- [Selected text]
***

Anyhow, they tell us about the big ticket items that go wrong, but we never read about the big ticket items that go right, or the medium and small programs that go extremely well (extremely well within the context of a ponderous, byzantine government procurement system). The link below provides only a small snapshot of some of the current initiatives that you've probably never heard of. If you want to know more, find someone in DLR or DAR or DMR or CJOC Force Development and just ask them for a list of what projects are in the hopper. Or, find your way on DWAN to the Capability Investment Database (CID - it is somewhere in the VCDS' pages), and you will be able to read in horrifying detail, the hundreds of current projects - the official ones that have registration numbers and everything - for equipment as well as infrastructure. 

But this site will probably be interesting enough reading for you. The link here is public; it is where DND directs industry to turn when it wants a quick summary of what we are buying, projects that should spend money in the next 5 years or so, give or take (lol). 

http://dgpaapp.forces.gc.ca/en/defence-capabilities-blueprint/index.asp


----------



## FSTO (18 Dec 2018)

***

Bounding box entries
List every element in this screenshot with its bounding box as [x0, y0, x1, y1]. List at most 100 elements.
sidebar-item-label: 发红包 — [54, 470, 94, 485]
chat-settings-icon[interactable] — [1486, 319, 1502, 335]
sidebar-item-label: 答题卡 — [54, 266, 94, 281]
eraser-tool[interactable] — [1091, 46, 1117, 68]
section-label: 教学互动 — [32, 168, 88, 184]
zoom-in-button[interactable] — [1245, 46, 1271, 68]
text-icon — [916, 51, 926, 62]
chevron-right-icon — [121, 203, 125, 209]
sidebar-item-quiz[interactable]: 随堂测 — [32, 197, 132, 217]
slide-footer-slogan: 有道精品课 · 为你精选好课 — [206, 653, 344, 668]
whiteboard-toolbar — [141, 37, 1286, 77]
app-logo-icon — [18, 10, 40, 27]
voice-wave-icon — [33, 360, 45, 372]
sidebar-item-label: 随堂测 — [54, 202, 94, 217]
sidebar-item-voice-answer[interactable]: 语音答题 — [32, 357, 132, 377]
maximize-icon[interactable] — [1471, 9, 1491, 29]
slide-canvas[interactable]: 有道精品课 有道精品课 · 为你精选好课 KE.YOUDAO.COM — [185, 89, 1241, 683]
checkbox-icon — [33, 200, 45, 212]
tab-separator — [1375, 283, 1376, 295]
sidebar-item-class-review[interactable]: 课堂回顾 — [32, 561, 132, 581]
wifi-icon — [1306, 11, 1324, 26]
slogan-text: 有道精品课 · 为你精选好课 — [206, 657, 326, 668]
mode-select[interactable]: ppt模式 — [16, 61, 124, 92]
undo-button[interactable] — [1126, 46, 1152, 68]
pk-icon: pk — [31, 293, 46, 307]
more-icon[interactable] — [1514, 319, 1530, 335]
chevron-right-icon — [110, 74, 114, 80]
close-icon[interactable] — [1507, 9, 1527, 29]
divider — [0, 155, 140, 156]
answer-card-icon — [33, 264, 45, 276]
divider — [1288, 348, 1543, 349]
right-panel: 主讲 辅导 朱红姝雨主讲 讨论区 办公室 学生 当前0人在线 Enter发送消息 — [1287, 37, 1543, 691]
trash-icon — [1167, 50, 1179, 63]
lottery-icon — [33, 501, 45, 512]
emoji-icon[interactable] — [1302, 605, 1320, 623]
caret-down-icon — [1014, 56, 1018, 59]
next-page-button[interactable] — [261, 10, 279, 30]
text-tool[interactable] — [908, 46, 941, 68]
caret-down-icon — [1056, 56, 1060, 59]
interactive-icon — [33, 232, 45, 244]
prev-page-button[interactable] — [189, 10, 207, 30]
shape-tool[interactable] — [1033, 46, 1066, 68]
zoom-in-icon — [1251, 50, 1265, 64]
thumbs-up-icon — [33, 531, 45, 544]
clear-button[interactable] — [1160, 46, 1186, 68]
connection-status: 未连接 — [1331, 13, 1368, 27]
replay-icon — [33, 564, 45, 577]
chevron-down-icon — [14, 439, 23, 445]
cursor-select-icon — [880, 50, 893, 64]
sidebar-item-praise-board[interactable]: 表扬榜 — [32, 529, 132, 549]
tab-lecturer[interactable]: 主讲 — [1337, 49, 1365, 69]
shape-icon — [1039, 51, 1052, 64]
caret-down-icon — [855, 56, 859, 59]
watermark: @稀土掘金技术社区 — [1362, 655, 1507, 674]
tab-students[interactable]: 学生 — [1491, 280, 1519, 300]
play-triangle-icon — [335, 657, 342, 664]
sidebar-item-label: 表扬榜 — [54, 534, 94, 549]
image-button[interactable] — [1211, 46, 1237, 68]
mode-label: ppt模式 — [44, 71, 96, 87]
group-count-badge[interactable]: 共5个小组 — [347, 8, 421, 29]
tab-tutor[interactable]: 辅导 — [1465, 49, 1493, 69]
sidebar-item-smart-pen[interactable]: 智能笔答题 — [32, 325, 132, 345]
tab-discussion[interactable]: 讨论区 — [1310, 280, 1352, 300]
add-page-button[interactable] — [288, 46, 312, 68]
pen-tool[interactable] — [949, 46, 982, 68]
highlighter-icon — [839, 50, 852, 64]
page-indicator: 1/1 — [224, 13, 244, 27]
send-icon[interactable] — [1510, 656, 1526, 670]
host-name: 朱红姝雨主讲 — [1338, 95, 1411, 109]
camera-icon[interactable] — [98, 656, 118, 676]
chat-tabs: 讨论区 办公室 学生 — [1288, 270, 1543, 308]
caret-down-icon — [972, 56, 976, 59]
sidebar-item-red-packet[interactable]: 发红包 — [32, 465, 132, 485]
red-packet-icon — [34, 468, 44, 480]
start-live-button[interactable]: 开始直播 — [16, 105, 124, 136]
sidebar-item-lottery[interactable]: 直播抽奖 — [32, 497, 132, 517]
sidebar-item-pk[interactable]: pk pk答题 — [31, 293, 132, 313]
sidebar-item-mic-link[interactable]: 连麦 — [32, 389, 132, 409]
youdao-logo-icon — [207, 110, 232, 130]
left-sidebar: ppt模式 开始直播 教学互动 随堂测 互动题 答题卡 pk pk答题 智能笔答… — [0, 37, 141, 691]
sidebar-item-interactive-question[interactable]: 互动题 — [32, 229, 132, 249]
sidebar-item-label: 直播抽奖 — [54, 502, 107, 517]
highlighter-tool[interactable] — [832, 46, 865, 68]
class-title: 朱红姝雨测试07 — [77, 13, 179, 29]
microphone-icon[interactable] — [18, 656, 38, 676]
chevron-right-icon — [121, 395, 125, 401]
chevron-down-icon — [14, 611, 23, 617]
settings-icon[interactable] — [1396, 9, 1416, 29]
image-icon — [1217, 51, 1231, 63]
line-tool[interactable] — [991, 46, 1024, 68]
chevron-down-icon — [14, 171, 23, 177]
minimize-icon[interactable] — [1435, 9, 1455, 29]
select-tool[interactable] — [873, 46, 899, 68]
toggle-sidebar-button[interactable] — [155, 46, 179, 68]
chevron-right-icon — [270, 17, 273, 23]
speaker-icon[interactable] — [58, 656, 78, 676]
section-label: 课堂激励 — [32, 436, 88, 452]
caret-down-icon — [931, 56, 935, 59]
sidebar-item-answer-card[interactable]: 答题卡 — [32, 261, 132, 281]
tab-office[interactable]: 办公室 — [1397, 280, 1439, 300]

***

- [Parts of the exercise]
1. Name each office or group that the forum post about defence procurement says you can ask for a list of projects in the hopper.
2. According to the forum post about defence procurement, where on DWAN is the Capability Investment Database located?
The items have no connection to the forum post about defence procurement.

- [Expected outputs]
1. DLR, DAR, DMR, and CJOC Force Development.

2. It is somewhere in the VCDS' pages.